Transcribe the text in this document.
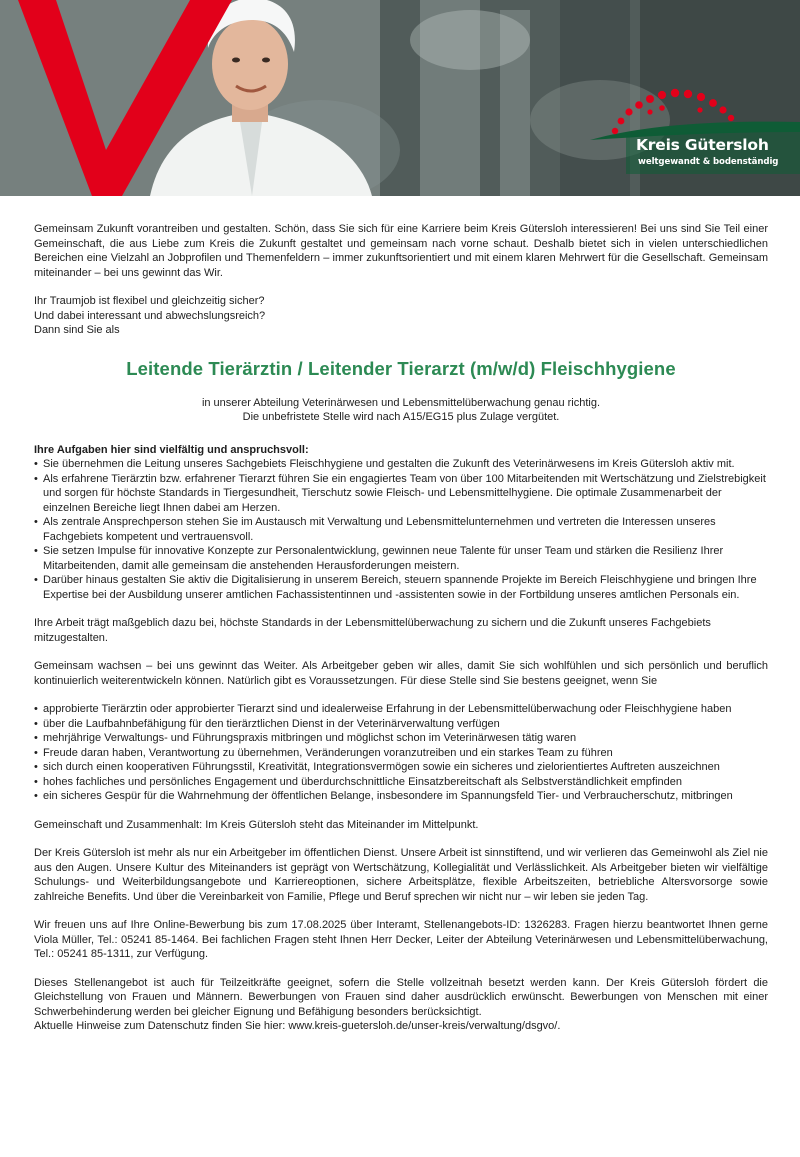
Kreis Gütersloh
weltgewandt & bodenständig

Gemeinsam Zukunft vorantreiben und gestalten. Schön, dass Sie sich für eine Karriere beim Kreis Gütersloh interessieren! Bei uns sind Sie Teil einer Gemeinschaft, die aus Liebe zum Kreis die Zukunft gestaltet und gemeinsam nach vorne schaut. Deshalb bietet sich in vielen unterschiedlichen Bereichen eine Vielzahl an Jobprofilen und Themenfeldern – immer zukunftsorientiert und mit einem klaren Mehrwert für die Gesellschaft. Gemeinsam miteinander – bei uns gewinnt das Wir.

Ihr Traumjob ist flexibel und gleichzeitig sicher?

Und dabei interessant und abwechslungsreich?

Dann sind Sie als

Leitende Tierärztin / Leitender Tierarzt (m/w/d) Fleischhygiene

in unserer Abteilung Veterinärwesen und Lebensmittelüberwachung genau richtig.

Die unbefristete Stelle wird nach A15/EG15 plus Zulage vergütet.

Ihre Aufgaben hier sind vielfältig und anspruchsvoll:

• Sie übernehmen die Leitung unseres Sachgebiets Fleischhygiene und gestalten die Zukunft des Veterinärwesens im Kreis Gütersloh aktiv mit.
• Als erfahrene Tierärztin bzw. erfahrener Tierarzt führen Sie ein engagiertes Team von über 100 Mitarbeitenden mit Wertschätzung und Zielstrebigkeit und sorgen für höchste Standards in Tiergesundheit, Tierschutz sowie Fleisch- und Lebensmittelhygiene. Die optimale Zusammenarbeit der einzelnen Bereiche liegt Ihnen dabei am Herzen.
• Als zentrale Ansprechperson stehen Sie im Austausch mit Verwaltung und Lebensmittelunternehmen und vertreten die Interessen unseres Fachgebiets kompetent und vertrauensvoll.
• Sie setzen Impulse für innovative Konzepte zur Personalentwicklung, gewinnen neue Talente für unser Team und stärken die Resilienz Ihrer Mitarbeitenden, damit alle gemeinsam die anstehenden Herausforderungen meistern.
• Darüber hinaus gestalten Sie aktiv die Digitalisierung in unserem Bereich, steuern spannende Projekte im Bereich Fleischhygiene und bringen Ihre Expertise bei der Ausbildung unserer amtlichen Fachassistentinnen und -assistenten sowie in der Fortbildung unseres amtlichen Personals ein.

Ihre Arbeit trägt maßgeblich dazu bei, höchste Standards in der Lebensmittelüberwachung zu sichern und die Zukunft unseres Fachgebiets mitzugestalten.

Gemeinsam wachsen – bei uns gewinnt das Weiter. Als Arbeitgeber geben wir alles, damit Sie sich wohlfühlen und sich persönlich und beruflich kontinuierlich weiterentwickeln können. Natürlich gibt es Voraussetzungen. Für diese Stelle sind Sie bestens geeignet, wenn Sie

• approbierte Tierärztin oder approbierter Tierarzt sind und idealerweise Erfahrung in der Lebensmittelüberwachung oder Fleischhygiene haben
• über die Laufbahnbefähigung für den tierärztlichen Dienst in der Veterinärverwaltung verfügen
• mehrjährige Verwaltungs- und Führungspraxis mitbringen und möglichst schon im Veterinärwesen tätig waren
• Freude daran haben, Verantwortung zu übernehmen, Veränderungen voranzutreiben und ein starkes Team zu führen
• sich durch einen kooperativen Führungsstil, Kreativität, Integrationsvermögen sowie ein sicheres und zielorientiertes Auftreten auszeichnen
• hohes fachliches und persönliches Engagement und überdurchschnittliche Einsatzbereitschaft als Selbstverständlichkeit empfinden
• ein sicheres Gespür für die Wahrnehmung der öffentlichen Belange, insbesondere im Spannungsfeld Tier- und Verbraucherschutz, mitbringen

Gemeinschaft und Zusammenhalt: Im Kreis Gütersloh steht das Miteinander im Mittelpunkt.

Der Kreis Gütersloh ist mehr als nur ein Arbeitgeber im öffentlichen Dienst. Unsere Arbeit ist sinnstiftend, und wir verlieren das Gemeinwohl als Ziel nie aus den Augen. Unsere Kultur des Miteinanders ist geprägt von Wertschätzung, Kollegialität und Verlässlichkeit. Als Arbeitgeber bieten wir vielfältige Schulungs- und Weiterbildungsangebote und Karriereoptionen, sichere Arbeitsplätze, flexible Arbeitszeiten, betriebliche Altersvorsorge sowie zahlreiche Benefits. Und über die Vereinbarkeit von Familie, Pflege und Beruf sprechen wir nicht nur – wir leben sie jeden Tag.

Wir freuen uns auf Ihre Online-Bewerbung bis zum 17.08.2025 über Interamt, Stellenangebots-ID: 1326283. Fragen hierzu beantwortet Ihnen gerne Viola Müller, Tel.: 05241 85-1464. Bei fachlichen Fragen steht Ihnen Herr Decker, Leiter der Abteilung Veterinärwesen und Lebensmittelüberwachung, Tel.: 05241 85-1311, zur Verfügung.

Dieses Stellenangebot ist auch für Teilzeitkräfte geeignet, sofern die Stelle vollzeitnah besetzt werden kann. Der Kreis Gütersloh fördert die Gleichstellung von Frauen und Männern. Bewerbungen von Frauen sind daher ausdrücklich erwünscht. Bewerbungen von Menschen mit einer Schwerbehinderung werden bei gleicher Eignung und Befähigung besonders berücksichtigt.

Aktuelle Hinweise zum Datenschutz finden Sie hier: www.kreis-guetersloh.de/unser-kreis/verwaltung/dsgvo/.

....................

> Required task
Using the records above, retype everything exactly except the pictures.

> Response
Transcribe the text in this document.
Kreis Gütersloh
weltgewandt & bodenständig

Gemeinsam Zukunft vorantreiben und gestalten. Schön, dass Sie sich für eine Karriere beim Kreis Gütersloh interessieren! Bei uns sind Sie Teil einer Gemeinschaft, die aus Liebe zum Kreis die Zukunft gestaltet und gemeinsam nach vorne schaut. Deshalb bietet sich in vielen unterschiedlichen Bereichen eine Vielzahl an Jobprofilen und Themenfeldern – immer zukunftsorientiert und mit einem klaren Mehrwert für die Gesellschaft. Gemeinsam miteinander – bei uns gewinnt das Wir.

Ihr Traumjob ist flexibel und gleichzeitig sicher?

Und dabei interessant und abwechslungsreich?

Dann sind Sie als

Leitende Tierärztin / Leitender Tierarzt (m/w/d) Fleischhygiene

in unserer Abteilung Veterinärwesen und Lebensmittelüberwachung genau richtig.

Die unbefristete Stelle wird nach A15/EG15 plus Zulage vergütet.

Ihre Aufgaben hier sind vielfältig und anspruchsvoll:

• Sie übernehmen die Leitung unseres Sachgebiets Fleischhygiene und gestalten die Zukunft des Veterinärwesens im Kreis Gütersloh aktiv mit.
• Als erfahrene Tierärztin bzw. erfahrener Tierarzt führen Sie ein engagiertes Team von über 100 Mitarbeitenden mit Wertschätzung und Zielstrebigkeit und sorgen für höchste Standards in Tiergesundheit, Tierschutz sowie Fleisch- und Lebensmittelhygiene. Die optimale Zusammenarbeit der einzelnen Bereiche liegt Ihnen dabei am Herzen.
• Als zentrale Ansprechperson stehen Sie im Austausch mit Verwaltung und Lebensmittelunternehmen und vertreten die Interessen unseres Fachgebiets kompetent und vertrauensvoll.
• Sie setzen Impulse für innovative Konzepte zur Personalentwicklung, gewinnen neue Talente für unser Team und stärken die Resilienz Ihrer Mitarbeitenden, damit alle gemeinsam die anstehenden Herausforderungen meistern.
• Darüber hinaus gestalten Sie aktiv die Digitalisierung in unserem Bereich, steuern spannende Projekte im Bereich Fleischhygiene und bringen Ihre Expertise bei der Ausbildung unserer amtlichen Fachassistentinnen und -assistenten sowie in der Fortbildung unseres amtlichen Personals ein.

Ihre Arbeit trägt maßgeblich dazu bei, höchste Standards in der Lebensmittelüberwachung zu sichern und die Zukunft unseres Fachgebiets mitzugestalten.

Gemeinsam wachsen – bei uns gewinnt das Weiter. Als Arbeitgeber geben wir alles, damit Sie sich wohlfühlen und sich persönlich und beruflich kontinuierlich weiterentwickeln können. Natürlich gibt es Voraussetzungen. Für diese Stelle sind Sie bestens geeignet, wenn Sie

• approbierte Tierärztin oder approbierter Tierarzt sind und idealerweise Erfahrung in der Lebensmittelüberwachung oder Fleischhygiene haben
• über die Laufbahnbefähigung für den tierärztlichen Dienst in der Veterinärverwaltung verfügen
• mehrjährige Verwaltungs- und Führungspraxis mitbringen und möglichst schon im Veterinärwesen tätig waren
• Freude daran haben, Verantwortung zu übernehmen, Veränderungen voranzutreiben und ein starkes Team zu führen
• sich durch einen kooperativen Führungsstil, Kreativität, Integrationsvermögen sowie ein sicheres und zielorientiertes Auftreten auszeichnen
• hohes fachliches und persönliches Engagement und überdurchschnittliche Einsatzbereitschaft als Selbstverständlichkeit empfinden
• ein sicheres Gespür für die Wahrnehmung der öffentlichen Belange, insbesondere im Spannungsfeld Tier- und Verbraucherschutz, mitbringen

Gemeinschaft und Zusammenhalt: Im Kreis Gütersloh steht das Miteinander im Mittelpunkt.

Der Kreis Gütersloh ist mehr als nur ein Arbeitgeber im öffentlichen Dienst. Unsere Arbeit ist sinnstiftend, und wir verlieren das Gemeinwohl als Ziel nie aus den Augen. Unsere Kultur des Miteinanders ist geprägt von Wertschätzung, Kollegialität und Verlässlichkeit. Als Arbeitgeber bieten wir vielfältige Schulungs- und Weiterbildungsangebote und Karriereoptionen, sichere Arbeitsplätze, flexible Arbeitszeiten, betriebliche Altersvorsorge sowie zahlreiche Benefits. Und über die Vereinbarkeit von Familie, Pflege und Beruf sprechen wir nicht nur – wir leben sie jeden Tag.

Wir freuen uns auf Ihre Online-Bewerbung bis zum 17.08.2025 über Interamt, Stellenangebots-ID: 1326283. Fragen hierzu beantwortet Ihnen gerne Viola Müller, Tel.: 05241 85-1464. Bei fachlichen Fragen steht Ihnen Herr Decker, Leiter der Abteilung Veterinärwesen und Lebensmittelüberwachung, Tel.: 05241 85-1311, zur Verfügung.

Dieses Stellenangebot ist auch für Teilzeitkräfte geeignet, sofern die Stelle vollzeitnah besetzt werden kann. Der Kreis Gütersloh fördert die Gleichstellung von Frauen und Männern. Bewerbungen von Frauen sind daher ausdrücklich erwünscht. Bewerbungen von Menschen mit einer Schwerbehinderung werden bei gleicher Eignung und Befähigung besonders berücksichtigt.

Aktuelle Hinweise zum Datenschutz finden Sie hier: www.kreis-guetersloh.de/unser-kreis/verwaltung/dsgvo/.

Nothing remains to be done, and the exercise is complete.